▶ CHALLENGE
Print every record below exactly as written.

▶ DATA FOR PROCESSING
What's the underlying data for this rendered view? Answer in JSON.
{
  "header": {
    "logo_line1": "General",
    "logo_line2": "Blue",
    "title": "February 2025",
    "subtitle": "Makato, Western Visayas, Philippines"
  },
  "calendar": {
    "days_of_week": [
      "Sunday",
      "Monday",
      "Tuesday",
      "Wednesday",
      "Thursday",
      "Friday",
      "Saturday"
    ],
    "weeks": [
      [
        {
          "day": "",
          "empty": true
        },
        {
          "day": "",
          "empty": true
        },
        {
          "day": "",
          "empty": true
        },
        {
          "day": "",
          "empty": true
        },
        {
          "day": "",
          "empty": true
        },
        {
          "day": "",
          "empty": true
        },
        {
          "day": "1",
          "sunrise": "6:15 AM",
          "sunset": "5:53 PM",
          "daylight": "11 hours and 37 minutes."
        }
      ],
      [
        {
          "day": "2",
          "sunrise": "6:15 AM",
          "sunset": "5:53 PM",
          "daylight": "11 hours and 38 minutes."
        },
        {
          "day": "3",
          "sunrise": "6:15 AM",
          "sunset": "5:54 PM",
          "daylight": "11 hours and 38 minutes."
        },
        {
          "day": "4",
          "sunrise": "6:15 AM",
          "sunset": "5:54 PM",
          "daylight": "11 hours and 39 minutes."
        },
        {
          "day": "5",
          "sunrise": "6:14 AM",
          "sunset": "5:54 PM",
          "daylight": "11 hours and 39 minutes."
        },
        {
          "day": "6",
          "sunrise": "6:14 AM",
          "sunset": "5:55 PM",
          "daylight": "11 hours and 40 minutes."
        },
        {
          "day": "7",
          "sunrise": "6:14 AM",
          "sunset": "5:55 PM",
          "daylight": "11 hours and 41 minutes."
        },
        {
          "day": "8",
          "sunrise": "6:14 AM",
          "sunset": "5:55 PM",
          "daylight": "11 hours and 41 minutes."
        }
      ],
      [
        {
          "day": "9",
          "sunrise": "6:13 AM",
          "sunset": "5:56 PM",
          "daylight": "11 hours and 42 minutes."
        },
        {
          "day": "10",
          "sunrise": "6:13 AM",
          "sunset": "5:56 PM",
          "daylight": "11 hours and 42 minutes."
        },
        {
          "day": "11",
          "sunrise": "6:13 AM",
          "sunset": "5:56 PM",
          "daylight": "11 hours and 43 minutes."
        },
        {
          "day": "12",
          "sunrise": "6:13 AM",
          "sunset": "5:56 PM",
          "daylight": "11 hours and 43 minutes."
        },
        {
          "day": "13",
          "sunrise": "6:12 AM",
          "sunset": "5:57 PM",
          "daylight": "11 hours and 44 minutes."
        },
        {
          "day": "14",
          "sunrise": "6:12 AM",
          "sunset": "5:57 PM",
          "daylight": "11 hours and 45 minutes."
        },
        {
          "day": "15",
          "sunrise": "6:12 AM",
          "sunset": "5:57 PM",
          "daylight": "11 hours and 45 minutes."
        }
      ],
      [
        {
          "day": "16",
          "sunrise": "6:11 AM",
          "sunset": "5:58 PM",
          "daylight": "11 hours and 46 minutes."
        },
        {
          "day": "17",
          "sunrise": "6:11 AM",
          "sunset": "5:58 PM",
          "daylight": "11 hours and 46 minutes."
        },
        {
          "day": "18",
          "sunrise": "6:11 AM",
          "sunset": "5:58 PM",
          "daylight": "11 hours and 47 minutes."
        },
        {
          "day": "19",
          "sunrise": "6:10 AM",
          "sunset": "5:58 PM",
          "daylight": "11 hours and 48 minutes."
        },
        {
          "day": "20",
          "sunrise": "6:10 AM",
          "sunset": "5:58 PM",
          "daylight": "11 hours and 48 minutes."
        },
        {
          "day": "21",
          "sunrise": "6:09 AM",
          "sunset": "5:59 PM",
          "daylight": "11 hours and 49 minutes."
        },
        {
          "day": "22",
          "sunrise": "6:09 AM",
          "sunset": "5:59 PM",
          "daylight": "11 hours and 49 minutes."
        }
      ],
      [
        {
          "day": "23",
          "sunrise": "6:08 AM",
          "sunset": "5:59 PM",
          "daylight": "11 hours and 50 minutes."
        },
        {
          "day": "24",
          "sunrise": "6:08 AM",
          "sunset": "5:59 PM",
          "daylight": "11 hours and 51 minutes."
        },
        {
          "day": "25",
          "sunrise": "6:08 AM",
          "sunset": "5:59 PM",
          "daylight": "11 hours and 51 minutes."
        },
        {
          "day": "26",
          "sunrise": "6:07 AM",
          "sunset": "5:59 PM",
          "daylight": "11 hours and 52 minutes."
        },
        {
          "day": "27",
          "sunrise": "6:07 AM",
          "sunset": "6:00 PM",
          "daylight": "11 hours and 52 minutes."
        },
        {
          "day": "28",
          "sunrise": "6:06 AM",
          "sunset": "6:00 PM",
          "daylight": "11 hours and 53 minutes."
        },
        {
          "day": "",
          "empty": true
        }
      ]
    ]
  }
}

▶ TASK ANSWER
What's the underlying data for this rendered view? Answer in JSON.
{
  "header": {
    "logo_line1": "General",
    "logo_line2": "Blue",
    "title": "February 2025",
    "subtitle": "Makato, Western Visayas, Philippines"
  },
  "calendar": {
    "days_of_week": [
      "Sunday",
      "Monday",
      "Tuesday",
      "Wednesday",
      "Thursday",
      "Friday",
      "Saturday"
    ],
    "weeks": [
      [
        {
          "day": "",
          "empty": true
        },
        {
          "day": "",
          "empty": true
        },
        {
          "day": "",
          "empty": true
        },
        {
          "day": "",
          "empty": true
        },
        {
          "day": "",
          "empty": true
        },
        {
          "day": "",
          "empty": true
        },
        {
          "day": "1",
          "sunrise": "6:15 AM",
          "sunset": "5:53 PM",
          "daylight": "11 hours and 37 minutes."
        }
      ],
      [
        {
          "day": "2",
          "sunrise": "6:15 AM",
          "sunset": "5:53 PM",
          "daylight": "11 hours and 38 minutes."
        },
        {
          "day": "3",
          "sunrise": "6:15 AM",
          "sunset": "5:54 PM",
          "daylight": "11 hours and 38 minutes."
        },
        {
          "day": "4",
          "sunrise": "6:15 AM",
          "sunset": "5:54 PM",
          "daylight": "11 hours and 39 minutes."
        },
        {
          "day": "5",
          "sunrise": "6:14 AM",
          "sunset": "5:54 PM",
          "daylight": "11 hours and 39 minutes."
        },
        {
          "day": "6",
          "sunrise": "6:14 AM",
          "sunset": "5:55 PM",
          "daylight": "11 hours and 40 minutes."
        },
        {
          "day": "7",
          "sunrise": "6:14 AM",
          "sunset": "5:55 PM",
          "daylight": "11 hours and 41 minutes."
        },
        {
          "day": "8",
          "sunrise": "6:14 AM",
          "sunset": "5:55 PM",
          "daylight": "11 hours and 41 minutes."
        }
      ],
      [
        {
          "day": "9",
          "sunrise": "6:13 AM",
          "sunset": "5:56 PM",
          "daylight": "11 hours and 42 minutes."
        },
        {
          "day": "10",
          "sunrise": "6:13 AM",
          "sunset": "5:56 PM",
          "daylight": "11 hours and 42 minutes."
        },
        {
          "day": "11",
          "sunrise": "6:13 AM",
          "sunset": "5:56 PM",
          "daylight": "11 hours and 43 minutes."
        },
        {
          "day": "12",
          "sunrise": "6:13 AM",
          "sunset": "5:56 PM",
          "daylight": "11 hours and 43 minutes."
        },
        {
          "day": "13",
          "sunrise": "6:12 AM",
          "sunset": "5:57 PM",
          "daylight": "11 hours and 44 minutes."
        },
        {
          "day": "14",
          "sunrise": "6:12 AM",
          "sunset": "5:57 PM",
          "daylight": "11 hours and 45 minutes."
        },
        {
          "day": "15",
          "sunrise": "6:12 AM",
          "sunset": "5:57 PM",
          "daylight": "11 hours and 45 minutes."
        }
      ],
      [
        {
          "day": "16",
          "sunrise": "6:11 AM",
          "sunset": "5:58 PM",
          "daylight": "11 hours and 46 minutes."
        },
        {
          "day": "17",
          "sunrise": "6:11 AM",
          "sunset": "5:58 PM",
          "daylight": "11 hours and 46 minutes."
        },
        {
          "day": "18",
          "sunrise": "6:11 AM",
          "sunset": "5:58 PM",
          "daylight": "11 hours and 47 minutes."
        },
        {
          "day": "19",
          "sunrise": "6:10 AM",
          "sunset": "5:58 PM",
          "daylight": "11 hours and 48 minutes."
        },
        {
          "day": "20",
          "sunrise": "6:10 AM",
          "sunset": "5:58 PM",
          "daylight": "11 hours and 48 minutes."
        },
        {
          "day": "21",
          "sunrise": "6:09 AM",
          "sunset": "5:59 PM",
          "daylight": "11 hours and 49 minutes."
        },
        {
          "day": "22",
          "sunrise": "6:09 AM",
          "sunset": "5:59 PM",
          "daylight": "11 hours and 49 minutes."
        }
      ],
      [
        {
          "day": "23",
          "sunrise": "6:08 AM",
          "sunset": "5:59 PM",
          "daylight": "11 hours and 50 minutes."
        },
        {
          "day": "24",
          "sunrise": "6:08 AM",
          "sunset": "5:59 PM",
          "daylight": "11 hours and 51 minutes."
        },
        {
          "day": "25",
          "sunrise": "6:08 AM",
          "sunset": "5:59 PM",
          "daylight": "11 hours and 51 minutes."
        },
        {
          "day": "26",
          "sunrise": "6:07 AM",
          "sunset": "5:59 PM",
          "daylight": "11 hours and 52 minutes."
        },
        {
          "day": "27",
          "sunrise": "6:07 AM",
          "sunset": "6:00 PM",
          "daylight": "11 hours and 52 minutes."
        },
        {
          "day": "28",
          "sunrise": "6:06 AM",
          "sunset": "6:00 PM",
          "daylight": "11 hours and 53 minutes."
        },
        {
          "day": "",
          "empty": true
        }
      ]
    ]
  }
}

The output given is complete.